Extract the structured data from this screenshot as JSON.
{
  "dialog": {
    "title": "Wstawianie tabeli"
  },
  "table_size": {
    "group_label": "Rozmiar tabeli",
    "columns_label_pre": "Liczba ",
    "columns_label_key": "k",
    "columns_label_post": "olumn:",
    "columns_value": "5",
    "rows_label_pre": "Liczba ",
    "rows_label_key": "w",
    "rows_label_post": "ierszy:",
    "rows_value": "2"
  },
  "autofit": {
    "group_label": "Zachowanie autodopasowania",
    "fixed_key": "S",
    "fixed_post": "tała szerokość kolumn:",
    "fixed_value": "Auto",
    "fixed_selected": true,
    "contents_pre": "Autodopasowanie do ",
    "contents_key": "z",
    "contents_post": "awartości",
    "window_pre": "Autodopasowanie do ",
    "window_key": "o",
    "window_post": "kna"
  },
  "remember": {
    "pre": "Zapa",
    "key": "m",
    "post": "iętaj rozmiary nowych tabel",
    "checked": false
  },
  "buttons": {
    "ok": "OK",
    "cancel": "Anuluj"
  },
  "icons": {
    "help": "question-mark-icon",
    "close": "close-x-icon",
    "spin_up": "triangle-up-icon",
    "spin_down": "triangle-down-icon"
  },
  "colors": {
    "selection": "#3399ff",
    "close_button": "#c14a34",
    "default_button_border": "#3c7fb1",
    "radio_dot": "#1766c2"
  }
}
──────────
> **Stated task**: Write the data back out verbatim.

> **Response to this task**:
Extract the structured data from this screenshot as JSON.
{
  "dialog": {
    "title": "Wstawianie tabeli"
  },
  "table_size": {
    "group_label": "Rozmiar tabeli",
    "columns_label_pre": "Liczba ",
    "columns_label_key": "k",
    "columns_label_post": "olumn:",
    "columns_value": "5",
    "rows_label_pre": "Liczba ",
    "rows_label_key": "w",
    "rows_label_post": "ierszy:",
    "rows_value": "2"
  },
  "autofit": {
    "group_label": "Zachowanie autodopasowania",
    "fixed_key": "S",
    "fixed_post": "tała szerokość kolumn:",
    "fixed_value": "Auto",
    "fixed_selected": true,
    "contents_pre": "Autodopasowanie do ",
    "contents_key": "z",
    "contents_post": "awartości",
    "window_pre": "Autodopasowanie do ",
    "window_key": "o",
    "window_post": "kna"
  },
  "remember": {
    "pre": "Zapa",
    "key": "m",
    "post": "iętaj rozmiary nowych tabel",
    "checked": false
  },
  "buttons": {
    "ok": "OK",
    "cancel": "Anuluj"
  },
  "icons": {
    "help": "question-mark-icon",
    "close": "close-x-icon",
    "spin_up": "triangle-up-icon",
    "spin_down": "triangle-down-icon"
  },
  "colors": {
    "selection": "#3399ff",
    "close_button": "#c14a34",
    "default_button_border": "#3c7fb1",
    "radio_dot": "#1766c2"
  }
}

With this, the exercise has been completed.